**SHORT TASK:** Pictures do not belong in your copy. Repeat all the other data exactly.

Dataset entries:
#####
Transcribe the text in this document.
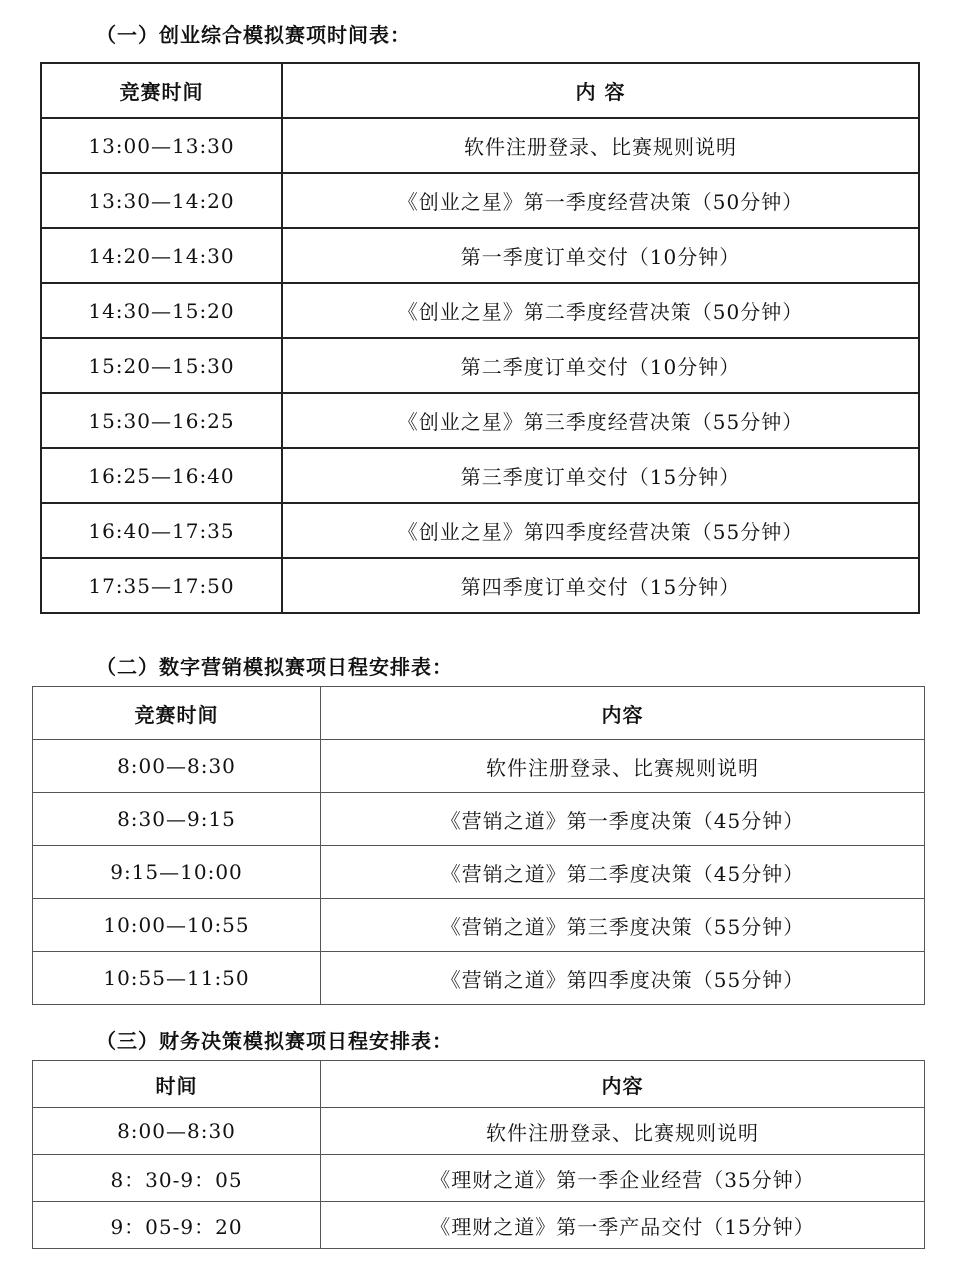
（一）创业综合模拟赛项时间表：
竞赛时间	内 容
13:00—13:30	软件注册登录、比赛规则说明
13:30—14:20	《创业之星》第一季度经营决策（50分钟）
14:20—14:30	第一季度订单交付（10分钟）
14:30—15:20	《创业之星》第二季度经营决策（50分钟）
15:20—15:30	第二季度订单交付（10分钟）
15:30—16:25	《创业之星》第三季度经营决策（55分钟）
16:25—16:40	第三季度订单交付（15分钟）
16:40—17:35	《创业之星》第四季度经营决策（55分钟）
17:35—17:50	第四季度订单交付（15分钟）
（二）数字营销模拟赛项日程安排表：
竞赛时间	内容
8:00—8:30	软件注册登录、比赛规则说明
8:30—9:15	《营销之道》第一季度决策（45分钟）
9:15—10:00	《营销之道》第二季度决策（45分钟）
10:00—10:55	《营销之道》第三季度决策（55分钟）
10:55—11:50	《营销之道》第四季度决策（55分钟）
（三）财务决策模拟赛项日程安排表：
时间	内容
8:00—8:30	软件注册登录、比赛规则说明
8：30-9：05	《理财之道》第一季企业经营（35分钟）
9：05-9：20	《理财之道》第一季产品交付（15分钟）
#####
**SOLVED PROBLEM:**
Transcribe the text in this document.
（一）创业综合模拟赛项时间表：
竞赛时间	内 容
13:00—13:30	软件注册登录、比赛规则说明
13:30—14:20	《创业之星》第一季度经营决策（50分钟）
14:20—14:30	第一季度订单交付（10分钟）
14:30—15:20	《创业之星》第二季度经营决策（50分钟）
15:20—15:30	第二季度订单交付（10分钟）
15:30—16:25	《创业之星》第三季度经营决策（55分钟）
16:25—16:40	第三季度订单交付（15分钟）
16:40—17:35	《创业之星》第四季度经营决策（55分钟）
17:35—17:50	第四季度订单交付（15分钟）
（二）数字营销模拟赛项日程安排表：
竞赛时间	内容
8:00—8:30	软件注册登录、比赛规则说明
8:30—9:15	《营销之道》第一季度决策（45分钟）
9:15—10:00	《营销之道》第二季度决策（45分钟）
10:00—10:55	《营销之道》第三季度决策（55分钟）
10:55—11:50	《营销之道》第四季度决策（55分钟）
（三）财务决策模拟赛项日程安排表：
时间	内容
8:00—8:30	软件注册登录、比赛规则说明
8：30-9：05	《理财之道》第一季企业经营（35分钟）
9：05-9：20	《理财之道》第一季产品交付（15分钟）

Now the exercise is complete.